### Structured figure records:
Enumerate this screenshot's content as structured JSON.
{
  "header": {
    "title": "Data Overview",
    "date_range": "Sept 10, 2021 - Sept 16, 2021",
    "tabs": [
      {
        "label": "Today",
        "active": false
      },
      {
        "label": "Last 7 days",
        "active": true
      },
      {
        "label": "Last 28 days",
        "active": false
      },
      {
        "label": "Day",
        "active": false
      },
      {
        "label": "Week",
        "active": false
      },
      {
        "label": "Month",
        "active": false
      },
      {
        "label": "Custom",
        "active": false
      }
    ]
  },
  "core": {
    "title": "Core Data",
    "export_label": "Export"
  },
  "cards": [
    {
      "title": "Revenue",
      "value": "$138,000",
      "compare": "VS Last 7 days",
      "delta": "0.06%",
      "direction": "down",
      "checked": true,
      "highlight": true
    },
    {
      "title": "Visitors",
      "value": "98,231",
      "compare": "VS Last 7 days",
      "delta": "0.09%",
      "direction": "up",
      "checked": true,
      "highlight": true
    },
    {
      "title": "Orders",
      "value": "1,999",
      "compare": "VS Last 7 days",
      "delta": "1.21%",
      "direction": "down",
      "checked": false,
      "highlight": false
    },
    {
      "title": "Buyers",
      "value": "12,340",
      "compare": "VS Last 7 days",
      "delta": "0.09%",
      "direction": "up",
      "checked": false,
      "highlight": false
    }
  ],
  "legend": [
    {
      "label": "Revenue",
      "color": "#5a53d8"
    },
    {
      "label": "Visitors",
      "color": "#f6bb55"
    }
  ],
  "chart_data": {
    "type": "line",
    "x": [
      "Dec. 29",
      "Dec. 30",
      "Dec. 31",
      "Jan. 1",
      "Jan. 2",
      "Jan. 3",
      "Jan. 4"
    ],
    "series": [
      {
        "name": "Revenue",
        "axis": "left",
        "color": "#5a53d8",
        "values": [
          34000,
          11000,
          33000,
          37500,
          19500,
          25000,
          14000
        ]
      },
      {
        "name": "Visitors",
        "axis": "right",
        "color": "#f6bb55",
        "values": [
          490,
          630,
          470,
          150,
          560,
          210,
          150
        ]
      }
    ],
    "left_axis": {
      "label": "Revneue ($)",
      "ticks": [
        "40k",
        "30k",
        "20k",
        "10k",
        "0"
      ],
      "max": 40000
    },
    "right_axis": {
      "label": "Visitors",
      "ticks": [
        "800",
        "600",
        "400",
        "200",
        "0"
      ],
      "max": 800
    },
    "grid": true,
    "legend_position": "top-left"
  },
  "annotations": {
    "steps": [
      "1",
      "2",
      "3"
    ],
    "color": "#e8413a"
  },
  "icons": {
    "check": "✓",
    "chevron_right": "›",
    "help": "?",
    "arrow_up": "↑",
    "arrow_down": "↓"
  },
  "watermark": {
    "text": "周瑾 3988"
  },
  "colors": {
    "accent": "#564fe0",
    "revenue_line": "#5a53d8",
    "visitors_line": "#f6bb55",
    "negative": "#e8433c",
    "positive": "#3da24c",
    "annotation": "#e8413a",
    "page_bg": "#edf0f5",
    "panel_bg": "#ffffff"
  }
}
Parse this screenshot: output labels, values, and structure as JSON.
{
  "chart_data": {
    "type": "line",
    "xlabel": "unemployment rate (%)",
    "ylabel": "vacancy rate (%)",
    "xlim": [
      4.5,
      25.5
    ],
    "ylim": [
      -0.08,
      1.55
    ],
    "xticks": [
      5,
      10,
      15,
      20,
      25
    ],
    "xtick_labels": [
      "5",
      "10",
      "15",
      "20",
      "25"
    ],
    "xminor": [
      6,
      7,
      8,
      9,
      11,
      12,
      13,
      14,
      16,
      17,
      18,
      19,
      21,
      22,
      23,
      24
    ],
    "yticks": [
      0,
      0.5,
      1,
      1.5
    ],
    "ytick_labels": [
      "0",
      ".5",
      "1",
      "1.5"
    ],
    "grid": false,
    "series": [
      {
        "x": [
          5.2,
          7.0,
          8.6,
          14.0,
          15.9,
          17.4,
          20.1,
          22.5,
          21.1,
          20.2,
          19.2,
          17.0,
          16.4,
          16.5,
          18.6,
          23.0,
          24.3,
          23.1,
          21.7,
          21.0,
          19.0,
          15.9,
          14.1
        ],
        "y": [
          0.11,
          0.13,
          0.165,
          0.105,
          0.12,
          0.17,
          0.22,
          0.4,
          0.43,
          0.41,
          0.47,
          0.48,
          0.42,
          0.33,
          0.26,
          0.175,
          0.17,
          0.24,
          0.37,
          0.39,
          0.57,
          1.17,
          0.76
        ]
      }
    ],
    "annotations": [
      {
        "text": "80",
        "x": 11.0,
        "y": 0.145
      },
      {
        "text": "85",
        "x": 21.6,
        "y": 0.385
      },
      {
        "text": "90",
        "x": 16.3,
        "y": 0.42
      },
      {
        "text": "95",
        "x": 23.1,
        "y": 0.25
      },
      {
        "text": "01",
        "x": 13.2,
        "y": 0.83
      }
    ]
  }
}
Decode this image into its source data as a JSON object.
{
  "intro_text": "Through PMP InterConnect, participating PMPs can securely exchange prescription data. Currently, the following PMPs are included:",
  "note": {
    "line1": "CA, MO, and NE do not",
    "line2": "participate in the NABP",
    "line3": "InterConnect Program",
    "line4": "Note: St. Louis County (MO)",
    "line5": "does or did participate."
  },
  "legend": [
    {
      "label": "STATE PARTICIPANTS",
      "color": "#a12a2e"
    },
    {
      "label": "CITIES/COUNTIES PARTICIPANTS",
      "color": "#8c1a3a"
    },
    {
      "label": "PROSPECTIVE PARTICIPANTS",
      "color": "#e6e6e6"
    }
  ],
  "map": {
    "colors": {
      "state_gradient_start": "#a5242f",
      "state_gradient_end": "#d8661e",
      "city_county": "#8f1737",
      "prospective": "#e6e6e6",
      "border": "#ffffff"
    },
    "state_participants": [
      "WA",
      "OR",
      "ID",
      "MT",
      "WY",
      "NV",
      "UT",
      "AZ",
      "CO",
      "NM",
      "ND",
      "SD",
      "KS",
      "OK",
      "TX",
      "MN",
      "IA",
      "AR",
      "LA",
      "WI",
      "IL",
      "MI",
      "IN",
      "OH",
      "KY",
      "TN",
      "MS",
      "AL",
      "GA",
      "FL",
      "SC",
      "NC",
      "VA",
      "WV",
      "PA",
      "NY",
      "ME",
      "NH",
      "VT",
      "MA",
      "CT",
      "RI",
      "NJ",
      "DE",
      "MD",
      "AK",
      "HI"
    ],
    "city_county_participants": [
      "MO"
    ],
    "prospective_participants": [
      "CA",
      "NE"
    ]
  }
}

### TASK OBJECTIVE:
Extract the whole listing, character for character.

### SOLUTION BELOW:
Enumerate this screenshot's content as structured JSON.
{
  "header": {
    "title": "Data Overview",
    "date_range": "Sept 10, 2021 - Sept 16, 2021",
    "tabs": [
      {
        "label": "Today",
        "active": false
      },
      {
        "label": "Last 7 days",
        "active": true
      },
      {
        "label": "Last 28 days",
        "active": false
      },
      {
        "label": "Day",
        "active": false
      },
      {
        "label": "Week",
        "active": false
      },
      {
        "label": "Month",
        "active": false
      },
      {
        "label": "Custom",
        "active": false
      }
    ]
  },
  "core": {
    "title": "Core Data",
    "export_label": "Export"
  },
  "cards": [
    {
      "title": "Revenue",
      "value": "$138,000",
      "compare": "VS Last 7 days",
      "delta": "0.06%",
      "direction": "down",
      "checked": true,
      "highlight": true
    },
    {
      "title": "Visitors",
      "value": "98,231",
      "compare": "VS Last 7 days",
      "delta": "0.09%",
      "direction": "up",
      "checked": true,
      "highlight": true
    },
    {
      "title": "Orders",
      "value": "1,999",
      "compare": "VS Last 7 days",
      "delta": "1.21%",
      "direction": "down",
      "checked": false,
      "highlight": false
    },
    {
      "title": "Buyers",
      "value": "12,340",
      "compare": "VS Last 7 days",
      "delta": "0.09%",
      "direction": "up",
      "checked": false,
      "highlight": false
    }
  ],
  "legend": [
    {
      "label": "Revenue",
      "color": "#5a53d8"
    },
    {
      "label": "Visitors",
      "color": "#f6bb55"
    }
  ],
  "chart_data": {
    "type": "line",
    "x": [
      "Dec. 29",
      "Dec. 30",
      "Dec. 31",
      "Jan. 1",
      "Jan. 2",
      "Jan. 3",
      "Jan. 4"
    ],
    "series": [
      {
        "name": "Revenue",
        "axis": "left",
        "color": "#5a53d8",
        "values": [
          34000,
          11000,
          33000,
          37500,
          19500,
          25000,
          14000
        ]
      },
      {
        "name": "Visitors",
        "axis": "right",
        "color": "#f6bb55",
        "values": [
          490,
          630,
          470,
          150,
          560,
          210,
          150
        ]
      }
    ],
    "left_axis": {
      "label": "Revneue ($)",
      "ticks": [
        "40k",
        "30k",
        "20k",
        "10k",
        "0"
      ],
      "max": 40000
    },
    "right_axis": {
      "label": "Visitors",
      "ticks": [
        "800",
        "600",
        "400",
        "200",
        "0"
      ],
      "max": 800
    },
    "grid": true,
    "legend_position": "top-left"
  },
  "annotations": {
    "steps": [
      "1",
      "2",
      "3"
    ],
    "color": "#e8413a"
  },
  "icons": {
    "check": "✓",
    "chevron_right": "›",
    "help": "?",
    "arrow_up": "↑",
    "arrow_down": "↓"
  },
  "watermark": {
    "text": "周瑾 3988"
  },
  "colors": {
    "accent": "#564fe0",
    "revenue_line": "#5a53d8",
    "visitors_line": "#f6bb55",
    "negative": "#e8433c",
    "positive": "#3da24c",
    "annotation": "#e8413a",
    "page_bg": "#edf0f5",
    "panel_bg": "#ffffff"
  }
}
Parse this screenshot: output labels, values, and structure as JSON.
{
  "chart_data": {
    "type": "line",
    "xlabel": "unemployment rate (%)",
    "ylabel": "vacancy rate (%)",
    "xlim": [
      4.5,
      25.5
    ],
    "ylim": [
      -0.08,
      1.55
    ],
    "xticks": [
      5,
      10,
      15,
      20,
      25
    ],
    "xtick_labels": [
      "5",
      "10",
      "15",
      "20",
      "25"
    ],
    "xminor": [
      6,
      7,
      8,
      9,
      11,
      12,
      13,
      14,
      16,
      17,
      18,
      19,
      21,
      22,
      23,
      24
    ],
    "yticks": [
      0,
      0.5,
      1,
      1.5
    ],
    "ytick_labels": [
      "0",
      ".5",
      "1",
      "1.5"
    ],
    "grid": false,
    "series": [
      {
        "x": [
          5.2,
          7.0,
          8.6,
          14.0,
          15.9,
          17.4,
          20.1,
          22.5,
          21.1,
          20.2,
          19.2,
          17.0,
          16.4,
          16.5,
          18.6,
          23.0,
          24.3,
          23.1,
          21.7,
          21.0,
          19.0,
          15.9,
          14.1
        ],
        "y": [
          0.11,
          0.13,
          0.165,
          0.105,
          0.12,
          0.17,
          0.22,
          0.4,
          0.43,
          0.41,
          0.47,
          0.48,
          0.42,
          0.33,
          0.26,
          0.175,
          0.17,
          0.24,
          0.37,
          0.39,
          0.57,
          1.17,
          0.76
        ]
      }
    ],
    "annotations": [
      {
        "text": "80",
        "x": 11.0,
        "y": 0.145
      },
      {
        "text": "85",
        "x": 21.6,
        "y": 0.385
      },
      {
        "text": "90",
        "x": 16.3,
        "y": 0.42
      },
      {
        "text": "95",
        "x": 23.1,
        "y": 0.25
      },
      {
        "text": "01",
        "x": 13.2,
        "y": 0.83
      }
    ]
  }
}
Decode this image into its source data as a JSON object.
{
  "intro_text": "Through PMP InterConnect, participating PMPs can securely exchange prescription data. Currently, the following PMPs are included:",
  "note": {
    "line1": "CA, MO, and NE do not",
    "line2": "participate in the NABP",
    "line3": "InterConnect Program",
    "line4": "Note: St. Louis County (MO)",
    "line5": "does or did participate."
  },
  "legend": [
    {
      "label": "STATE PARTICIPANTS",
      "color": "#a12a2e"
    },
    {
      "label": "CITIES/COUNTIES PARTICIPANTS",
      "color": "#8c1a3a"
    },
    {
      "label": "PROSPECTIVE PARTICIPANTS",
      "color": "#e6e6e6"
    }
  ],
  "map": {
    "colors": {
      "state_gradient_start": "#a5242f",
      "state_gradient_end": "#d8661e",
      "city_county": "#8f1737",
      "prospective": "#e6e6e6",
      "border": "#ffffff"
    },
    "state_participants": [
      "WA",
      "OR",
      "ID",
      "MT",
      "WY",
      "NV",
      "UT",
      "AZ",
      "CO",
      "NM",
      "ND",
      "SD",
      "KS",
      "OK",
      "TX",
      "MN",
      "IA",
      "AR",
      "LA",
      "WI",
      "IL",
      "MI",
      "IN",
      "OH",
      "KY",
      "TN",
      "MS",
      "AL",
      "GA",
      "FL",
      "SC",
      "NC",
      "VA",
      "WV",
      "PA",
      "NY",
      "ME",
      "NH",
      "VT",
      "MA",
      "CT",
      "RI",
      "NJ",
      "DE",
      "MD",
      "AK",
      "HI"
    ],
    "city_county_participants": [
      "MO"
    ],
    "prospective_participants": [
      "CA",
      "NE"
    ]
  }
}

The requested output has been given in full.